SUPPLIED ENTRIES:
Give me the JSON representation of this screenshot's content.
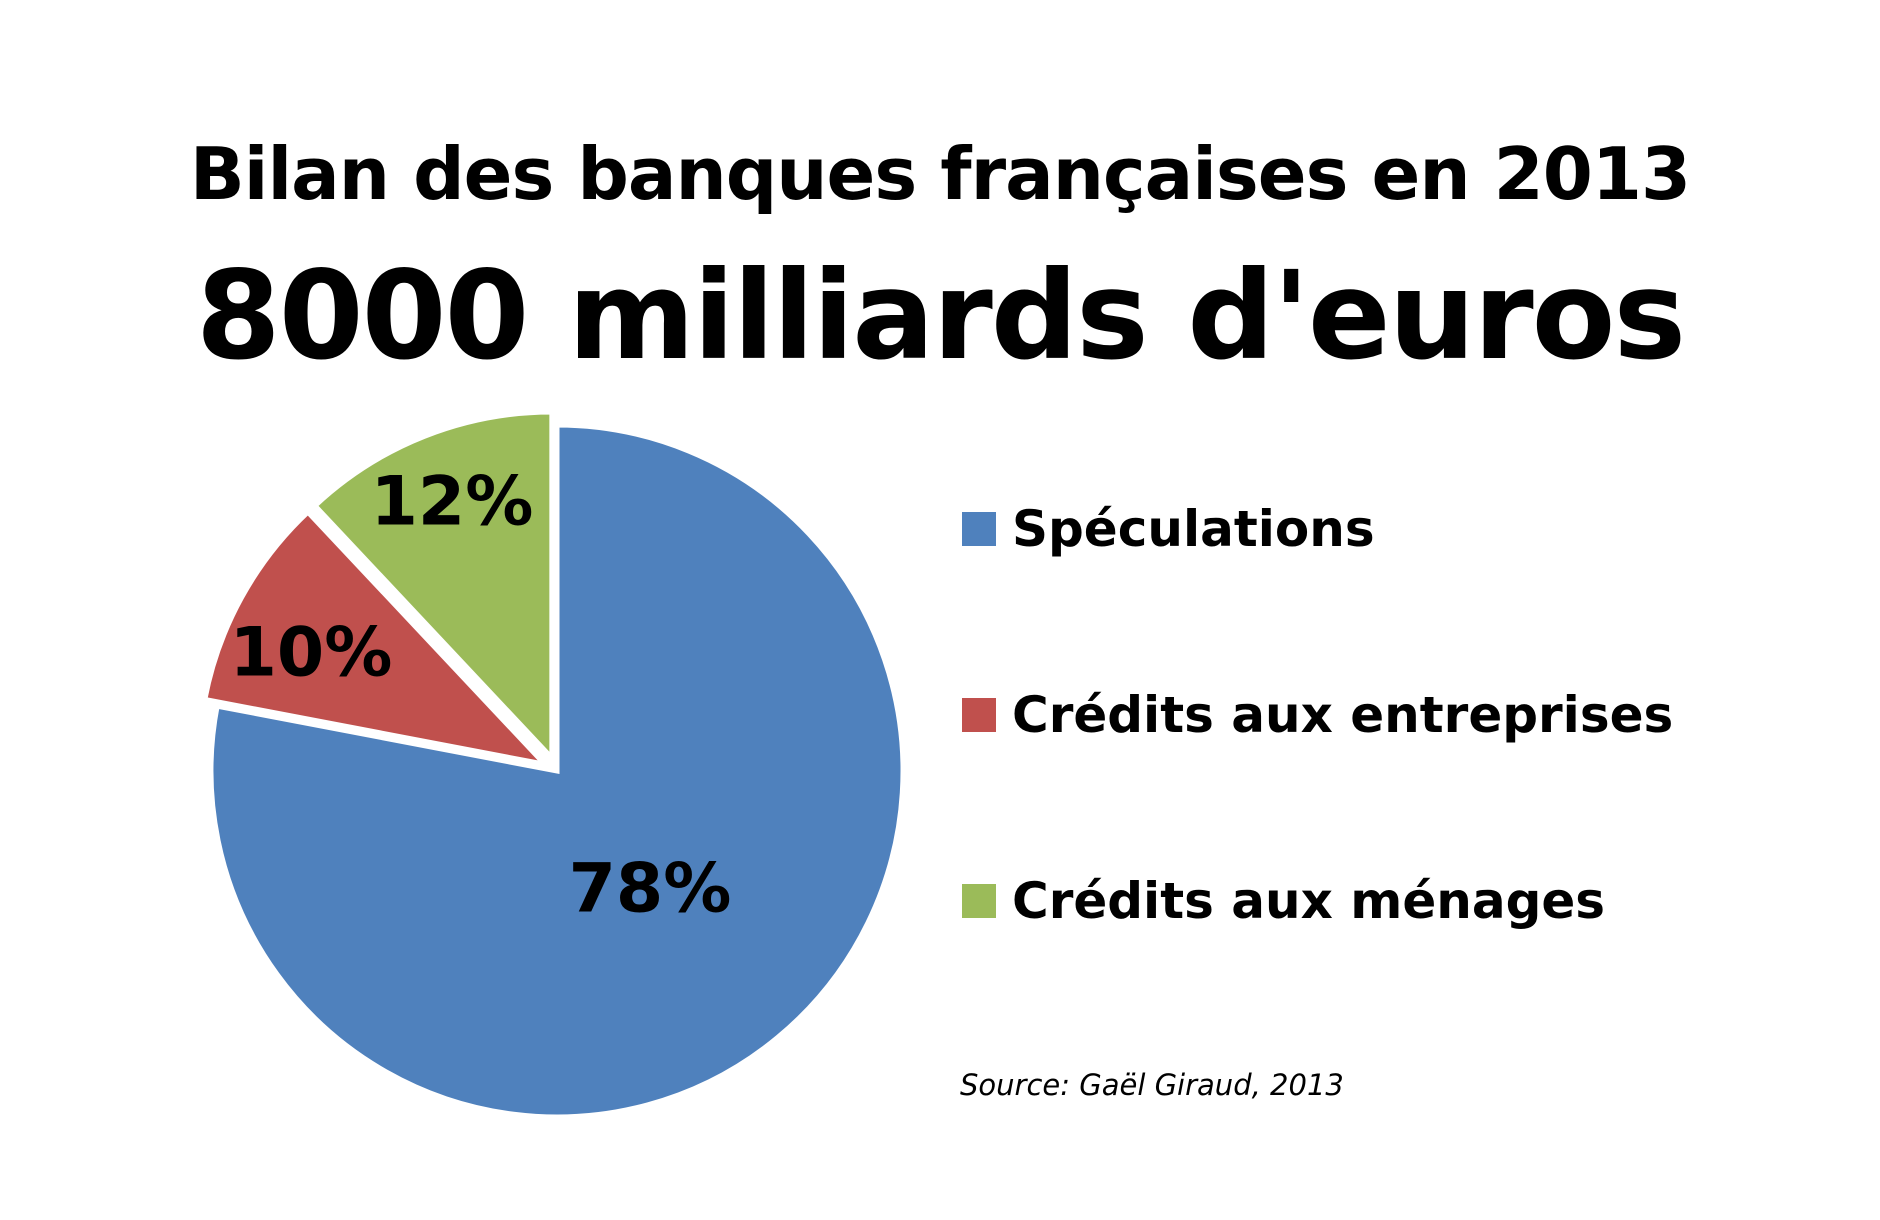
{
  "chart_data": {
    "type": "pie",
    "title": "Bilan des banques françaises en 2013",
    "subtitle": "8000 milliards d'euros",
    "slices": [
      {
        "label": "Spéculations",
        "value": 78,
        "data_label": "78%",
        "color": "#4F81BD",
        "exploded": false
      },
      {
        "label": "Crédits aux entreprises",
        "value": 10,
        "data_label": "10%",
        "color": "#C0504D",
        "exploded": true
      },
      {
        "label": "Crédits aux ménages",
        "value": 12,
        "data_label": "12%",
        "color": "#9BBB59",
        "exploded": true
      }
    ],
    "legend_position": "right",
    "source": "Source: Gaël Giraud, 2013"
  }
}
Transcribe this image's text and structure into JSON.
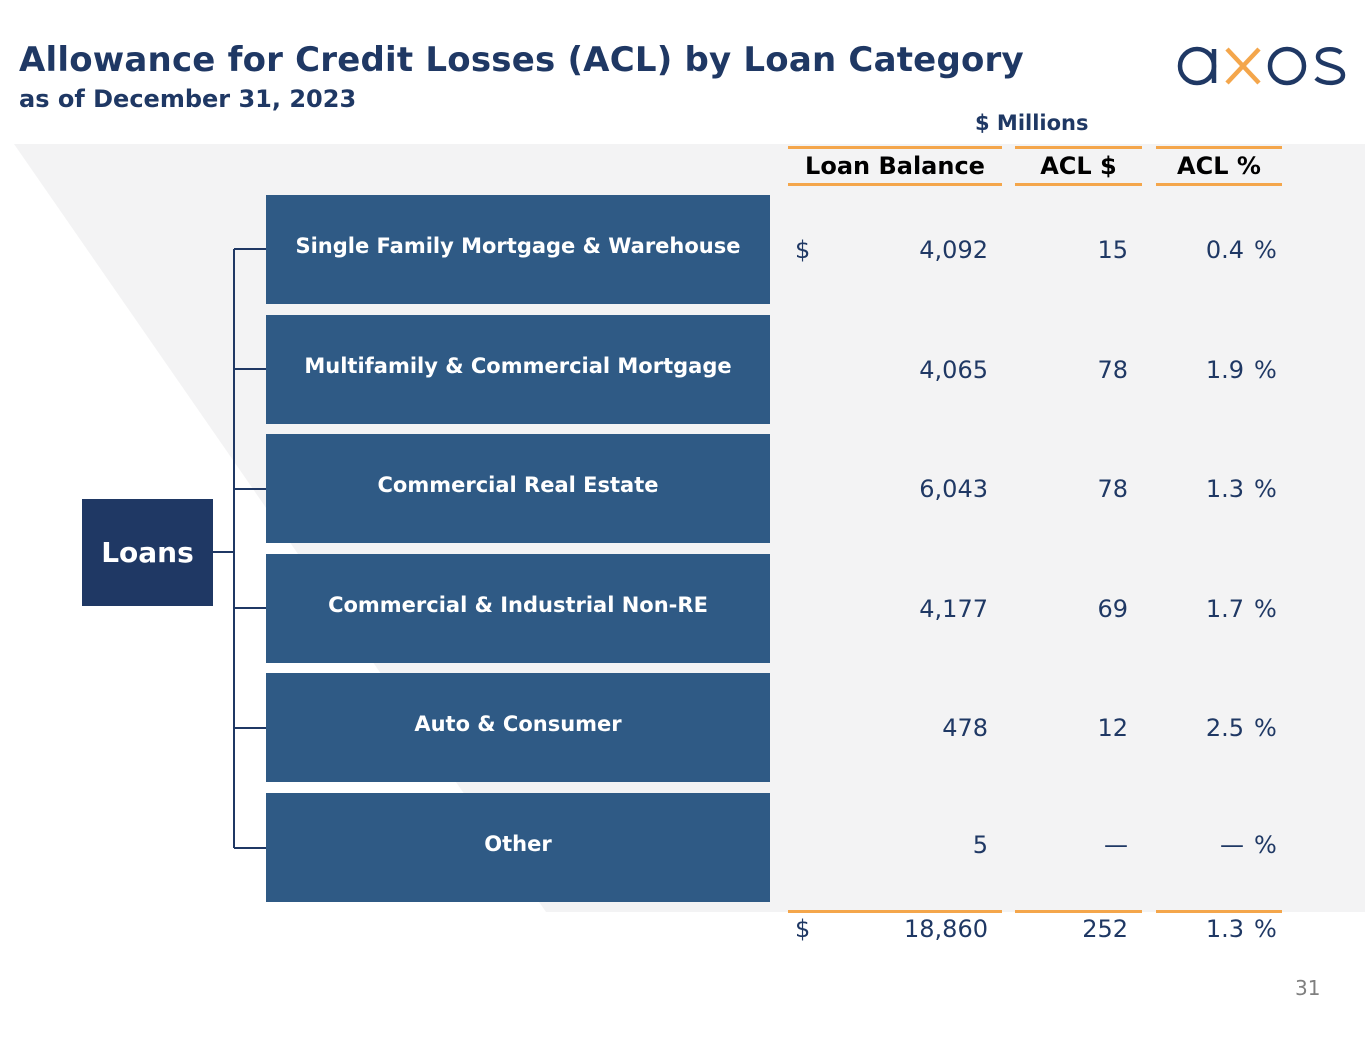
{
  "title": "Allowance for Credit Losses (ACL) by Loan Category",
  "subtitle": "as of December 31, 2023",
  "logo_text": "axos",
  "units": "$ Millions",
  "columns": [
    "Loan Balance",
    "ACL $",
    "ACL %"
  ],
  "root_label": "Loans",
  "rows": [
    {
      "label": "Single Family Mortgage & Warehouse",
      "currency": "$",
      "balance": "4,092",
      "acl": "15",
      "pct": "0.4",
      "pct_sym": "%"
    },
    {
      "label": "Multifamily & Commercial Mortgage",
      "currency": "",
      "balance": "4,065",
      "acl": "78",
      "pct": "1.9",
      "pct_sym": "%"
    },
    {
      "label": "Commercial Real Estate",
      "currency": "",
      "balance": "6,043",
      "acl": "78",
      "pct": "1.3",
      "pct_sym": "%"
    },
    {
      "label": "Commercial & Industrial Non-RE",
      "currency": "",
      "balance": "4,177",
      "acl": "69",
      "pct": "1.7",
      "pct_sym": "%"
    },
    {
      "label": "Auto & Consumer",
      "currency": "",
      "balance": "478",
      "acl": "12",
      "pct": "2.5",
      "pct_sym": "%"
    },
    {
      "label": "Other",
      "currency": "",
      "balance": "5",
      "acl": "—",
      "pct": "—",
      "pct_sym": "%"
    }
  ],
  "total": {
    "currency": "$",
    "balance": "18,860",
    "acl": "252",
    "pct": "1.3",
    "pct_sym": "%"
  },
  "page_number": "31",
  "colors": {
    "navy": "#1f3864",
    "category_blue": "#2f5a85",
    "accent_orange": "#f4a64b",
    "panel_gray": "#f3f3f4"
  }
}
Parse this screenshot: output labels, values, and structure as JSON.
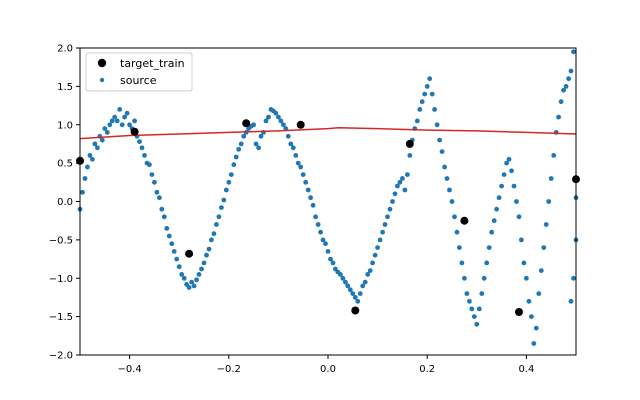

WRITTEN PROBLEM: Quote every line of the records above exactly; no picture is to be copied.

ANSWER TO THE PROBLEM:
Give me the JSON representation of this screenshot's content.
{
  "chart_data": {
    "type": "pie",
    "title": "Bilan des banques françaises en 2013",
    "subtitle": "8000 milliards d'euros",
    "slices": [
      {
        "label": "Spéculations",
        "value": 78,
        "data_label": "78%",
        "color": "#4F81BD",
        "exploded": false
      },
      {
        "label": "Crédits aux entreprises",
        "value": 10,
        "data_label": "10%",
        "color": "#C0504D",
        "exploded": true
      },
      {
        "label": "Crédits aux ménages",
        "value": 12,
        "data_label": "12%",
        "color": "#9BBB59",
        "exploded": true
      }
    ],
    "legend_position": "right",
    "source": "Source: Gaël Giraud, 2013"
  }
}
Transcribe this image's text and structure into JSON.
{
  "title": "Allowance for Credit Losses (ACL) by Loan Category",
  "subtitle": "as of December 31, 2023",
  "logo_text": "axos",
  "units": "$ Millions",
  "columns": [
    "Loan Balance",
    "ACL $",
    "ACL %"
  ],
  "root_label": "Loans",
  "rows": [
    {
      "label": "Single Family Mortgage & Warehouse",
      "currency": "$",
      "balance": "4,092",
      "acl": "15",
      "pct": "0.4",
      "pct_sym": "%"
    },
    {
      "label": "Multifamily & Commercial Mortgage",
      "currency": "",
      "balance": "4,065",
      "acl": "78",
      "pct": "1.9",
      "pct_sym": "%"
    },
    {
      "label": "Commercial Real Estate",
      "currency": "",
      "balance": "6,043",
      "acl": "78",
      "pct": "1.3",
      "pct_sym": "%"
    },
    {
      "label": "Commercial & Industrial Non-RE",
      "currency": "",
      "balance": "4,177",
      "acl": "69",
      "pct": "1.7",
      "pct_sym": "%"
    },
    {
      "label": "Auto & Consumer",
      "currency": "",
      "balance": "478",
      "acl": "12",
      "pct": "2.5",
      "pct_sym": "%"
    },
    {
      "label": "Other",
      "currency": "",
      "balance": "5",
      "acl": "—",
      "pct": "—",
      "pct_sym": "%"
    }
  ],
  "total": {
    "currency": "$",
    "balance": "18,860",
    "acl": "252",
    "pct": "1.3",
    "pct_sym": "%"
  },
  "page_number": "31",
  "colors": {
    "navy": "#1f3864",
    "category_blue": "#2f5a85",
    "accent_orange": "#f4a64b",
    "panel_gray": "#f3f3f4"
  }
}
Parse this screenshot: output labels, values, and structure as JSON.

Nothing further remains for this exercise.